Exercise task — Gather every line that includes the word "name", please.

Provided records —

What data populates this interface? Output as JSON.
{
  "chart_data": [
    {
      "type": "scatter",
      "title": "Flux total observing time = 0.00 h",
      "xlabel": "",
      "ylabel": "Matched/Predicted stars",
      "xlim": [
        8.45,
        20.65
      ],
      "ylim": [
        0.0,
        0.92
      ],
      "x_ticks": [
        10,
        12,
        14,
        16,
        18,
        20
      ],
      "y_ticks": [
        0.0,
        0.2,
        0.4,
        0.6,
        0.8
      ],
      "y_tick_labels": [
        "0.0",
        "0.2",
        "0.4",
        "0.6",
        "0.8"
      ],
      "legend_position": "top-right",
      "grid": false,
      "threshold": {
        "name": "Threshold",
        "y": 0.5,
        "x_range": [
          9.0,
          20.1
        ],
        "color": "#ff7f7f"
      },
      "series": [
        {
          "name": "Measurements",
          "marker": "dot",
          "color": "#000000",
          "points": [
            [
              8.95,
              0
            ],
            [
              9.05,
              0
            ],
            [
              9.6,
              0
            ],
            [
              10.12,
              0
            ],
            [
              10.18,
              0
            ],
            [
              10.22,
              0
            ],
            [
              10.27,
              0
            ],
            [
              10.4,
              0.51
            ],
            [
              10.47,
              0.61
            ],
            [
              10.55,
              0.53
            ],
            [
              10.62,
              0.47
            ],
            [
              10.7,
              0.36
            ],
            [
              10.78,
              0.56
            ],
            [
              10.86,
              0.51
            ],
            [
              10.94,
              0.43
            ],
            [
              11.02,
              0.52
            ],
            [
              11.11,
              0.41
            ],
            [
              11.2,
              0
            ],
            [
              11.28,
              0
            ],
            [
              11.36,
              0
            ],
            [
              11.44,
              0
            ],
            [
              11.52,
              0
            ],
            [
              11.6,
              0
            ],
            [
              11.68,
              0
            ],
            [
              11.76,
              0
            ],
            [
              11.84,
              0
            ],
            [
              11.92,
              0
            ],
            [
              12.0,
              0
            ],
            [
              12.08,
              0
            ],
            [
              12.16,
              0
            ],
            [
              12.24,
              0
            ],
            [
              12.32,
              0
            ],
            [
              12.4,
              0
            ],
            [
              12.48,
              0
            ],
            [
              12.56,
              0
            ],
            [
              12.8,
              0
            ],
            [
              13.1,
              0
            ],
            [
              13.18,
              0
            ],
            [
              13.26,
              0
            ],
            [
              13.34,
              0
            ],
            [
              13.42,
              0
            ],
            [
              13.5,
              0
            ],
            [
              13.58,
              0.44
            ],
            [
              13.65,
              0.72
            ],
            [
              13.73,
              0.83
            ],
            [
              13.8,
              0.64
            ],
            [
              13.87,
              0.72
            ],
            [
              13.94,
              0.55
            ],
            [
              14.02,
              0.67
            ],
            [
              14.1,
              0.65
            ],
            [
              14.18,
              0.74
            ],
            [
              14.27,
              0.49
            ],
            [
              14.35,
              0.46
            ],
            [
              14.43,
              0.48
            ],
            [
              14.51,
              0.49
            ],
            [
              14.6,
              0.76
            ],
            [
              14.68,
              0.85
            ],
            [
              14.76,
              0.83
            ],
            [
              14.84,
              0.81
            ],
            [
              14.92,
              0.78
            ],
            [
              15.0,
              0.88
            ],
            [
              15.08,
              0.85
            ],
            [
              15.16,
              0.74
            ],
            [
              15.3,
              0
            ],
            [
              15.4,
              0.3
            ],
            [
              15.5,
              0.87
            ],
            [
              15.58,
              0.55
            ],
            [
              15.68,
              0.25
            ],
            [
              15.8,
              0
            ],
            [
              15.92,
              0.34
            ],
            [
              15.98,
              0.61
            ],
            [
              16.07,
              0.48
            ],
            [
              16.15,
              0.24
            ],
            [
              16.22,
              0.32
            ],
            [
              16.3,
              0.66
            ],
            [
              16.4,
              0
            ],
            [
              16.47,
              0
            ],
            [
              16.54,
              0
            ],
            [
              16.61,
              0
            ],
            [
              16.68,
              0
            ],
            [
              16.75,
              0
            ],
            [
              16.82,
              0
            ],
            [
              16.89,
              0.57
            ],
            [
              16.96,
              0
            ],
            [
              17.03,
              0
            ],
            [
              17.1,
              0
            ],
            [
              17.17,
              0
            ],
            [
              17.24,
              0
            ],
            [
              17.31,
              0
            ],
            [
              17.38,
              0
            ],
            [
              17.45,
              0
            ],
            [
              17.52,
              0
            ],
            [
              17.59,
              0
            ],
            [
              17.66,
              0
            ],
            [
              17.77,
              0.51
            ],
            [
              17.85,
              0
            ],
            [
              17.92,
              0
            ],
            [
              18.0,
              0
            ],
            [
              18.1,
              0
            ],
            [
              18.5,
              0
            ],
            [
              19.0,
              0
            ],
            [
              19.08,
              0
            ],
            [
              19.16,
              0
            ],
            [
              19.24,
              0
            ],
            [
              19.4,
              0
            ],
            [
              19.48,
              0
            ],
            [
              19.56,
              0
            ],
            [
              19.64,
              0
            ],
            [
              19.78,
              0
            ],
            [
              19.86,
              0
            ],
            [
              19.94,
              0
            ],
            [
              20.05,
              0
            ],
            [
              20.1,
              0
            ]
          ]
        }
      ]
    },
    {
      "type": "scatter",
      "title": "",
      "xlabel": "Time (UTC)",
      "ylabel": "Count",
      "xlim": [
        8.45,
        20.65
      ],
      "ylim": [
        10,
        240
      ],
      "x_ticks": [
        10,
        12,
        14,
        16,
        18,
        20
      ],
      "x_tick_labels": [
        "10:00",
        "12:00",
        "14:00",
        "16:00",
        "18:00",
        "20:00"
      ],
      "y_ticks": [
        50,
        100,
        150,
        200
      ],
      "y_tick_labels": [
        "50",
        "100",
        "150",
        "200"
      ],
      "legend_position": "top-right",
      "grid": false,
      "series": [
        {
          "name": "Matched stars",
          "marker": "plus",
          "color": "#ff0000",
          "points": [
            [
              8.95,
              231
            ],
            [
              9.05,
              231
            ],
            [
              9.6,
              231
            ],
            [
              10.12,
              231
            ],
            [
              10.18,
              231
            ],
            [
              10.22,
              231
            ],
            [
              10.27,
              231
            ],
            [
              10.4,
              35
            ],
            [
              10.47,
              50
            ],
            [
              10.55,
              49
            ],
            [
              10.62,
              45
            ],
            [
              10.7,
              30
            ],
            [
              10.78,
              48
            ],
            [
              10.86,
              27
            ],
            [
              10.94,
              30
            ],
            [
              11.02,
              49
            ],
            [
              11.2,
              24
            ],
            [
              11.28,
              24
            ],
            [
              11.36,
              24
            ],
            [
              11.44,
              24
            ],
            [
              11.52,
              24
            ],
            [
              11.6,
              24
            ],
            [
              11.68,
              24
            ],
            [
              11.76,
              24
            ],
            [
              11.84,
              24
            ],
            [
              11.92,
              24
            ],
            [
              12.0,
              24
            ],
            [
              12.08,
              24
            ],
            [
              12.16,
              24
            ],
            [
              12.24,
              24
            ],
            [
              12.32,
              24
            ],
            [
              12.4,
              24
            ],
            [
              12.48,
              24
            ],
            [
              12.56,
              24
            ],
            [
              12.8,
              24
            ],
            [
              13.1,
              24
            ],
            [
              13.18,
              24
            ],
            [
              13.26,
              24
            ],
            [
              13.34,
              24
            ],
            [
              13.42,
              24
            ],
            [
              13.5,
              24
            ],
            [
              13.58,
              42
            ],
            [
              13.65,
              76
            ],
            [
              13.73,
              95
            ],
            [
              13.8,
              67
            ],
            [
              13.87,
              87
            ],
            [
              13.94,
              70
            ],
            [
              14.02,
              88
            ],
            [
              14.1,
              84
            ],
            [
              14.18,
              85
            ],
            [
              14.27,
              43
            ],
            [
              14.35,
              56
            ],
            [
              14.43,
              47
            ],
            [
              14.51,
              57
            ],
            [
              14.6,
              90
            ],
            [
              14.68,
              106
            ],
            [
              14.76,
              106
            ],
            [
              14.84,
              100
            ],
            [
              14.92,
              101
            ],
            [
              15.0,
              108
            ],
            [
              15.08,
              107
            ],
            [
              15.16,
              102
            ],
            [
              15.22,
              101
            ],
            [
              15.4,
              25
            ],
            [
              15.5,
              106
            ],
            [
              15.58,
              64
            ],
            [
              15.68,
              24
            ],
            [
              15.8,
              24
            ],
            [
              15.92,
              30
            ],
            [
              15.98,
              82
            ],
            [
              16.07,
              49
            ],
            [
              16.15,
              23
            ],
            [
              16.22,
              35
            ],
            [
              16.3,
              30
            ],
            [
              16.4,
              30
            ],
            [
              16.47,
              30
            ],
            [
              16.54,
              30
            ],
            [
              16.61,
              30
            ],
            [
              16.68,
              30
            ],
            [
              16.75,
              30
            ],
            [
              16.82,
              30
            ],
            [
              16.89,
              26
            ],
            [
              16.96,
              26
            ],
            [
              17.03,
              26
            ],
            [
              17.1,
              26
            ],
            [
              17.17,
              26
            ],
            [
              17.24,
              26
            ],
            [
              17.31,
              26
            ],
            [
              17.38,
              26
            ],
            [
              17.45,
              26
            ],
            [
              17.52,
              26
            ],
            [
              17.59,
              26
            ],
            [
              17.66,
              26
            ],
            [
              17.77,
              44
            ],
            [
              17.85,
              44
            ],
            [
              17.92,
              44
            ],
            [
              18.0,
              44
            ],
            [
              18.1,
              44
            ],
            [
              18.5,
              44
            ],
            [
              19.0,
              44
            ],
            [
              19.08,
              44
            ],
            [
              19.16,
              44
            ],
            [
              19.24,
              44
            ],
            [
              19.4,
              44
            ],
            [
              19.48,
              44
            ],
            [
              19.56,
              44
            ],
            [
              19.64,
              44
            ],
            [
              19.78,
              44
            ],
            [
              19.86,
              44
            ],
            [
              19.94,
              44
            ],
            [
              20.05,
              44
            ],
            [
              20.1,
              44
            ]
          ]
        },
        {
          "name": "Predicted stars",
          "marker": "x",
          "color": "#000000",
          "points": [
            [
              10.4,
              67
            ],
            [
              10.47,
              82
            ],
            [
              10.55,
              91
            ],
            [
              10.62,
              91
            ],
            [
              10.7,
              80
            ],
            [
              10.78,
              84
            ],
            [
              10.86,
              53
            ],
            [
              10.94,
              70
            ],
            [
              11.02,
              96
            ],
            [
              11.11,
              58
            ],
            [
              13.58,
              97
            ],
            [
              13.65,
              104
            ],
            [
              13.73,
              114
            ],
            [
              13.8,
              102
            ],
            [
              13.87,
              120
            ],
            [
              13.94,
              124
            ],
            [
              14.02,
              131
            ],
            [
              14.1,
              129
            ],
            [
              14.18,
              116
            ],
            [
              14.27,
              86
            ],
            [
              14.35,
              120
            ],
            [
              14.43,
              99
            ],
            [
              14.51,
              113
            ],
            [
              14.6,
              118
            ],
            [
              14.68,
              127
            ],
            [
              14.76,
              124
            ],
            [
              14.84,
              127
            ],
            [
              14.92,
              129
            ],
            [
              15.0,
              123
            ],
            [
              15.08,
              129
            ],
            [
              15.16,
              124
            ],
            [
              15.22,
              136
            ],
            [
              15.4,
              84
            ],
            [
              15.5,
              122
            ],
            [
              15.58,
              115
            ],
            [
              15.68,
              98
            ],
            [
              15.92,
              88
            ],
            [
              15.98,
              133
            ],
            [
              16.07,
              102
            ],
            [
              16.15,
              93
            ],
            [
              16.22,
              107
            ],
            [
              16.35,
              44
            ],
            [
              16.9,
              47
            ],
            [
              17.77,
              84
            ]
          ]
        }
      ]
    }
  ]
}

Correct answer —
        "name": "Threshold",
          "name": "Measurements",
          "name": "Matched stars",
          "name": "Predicted stars",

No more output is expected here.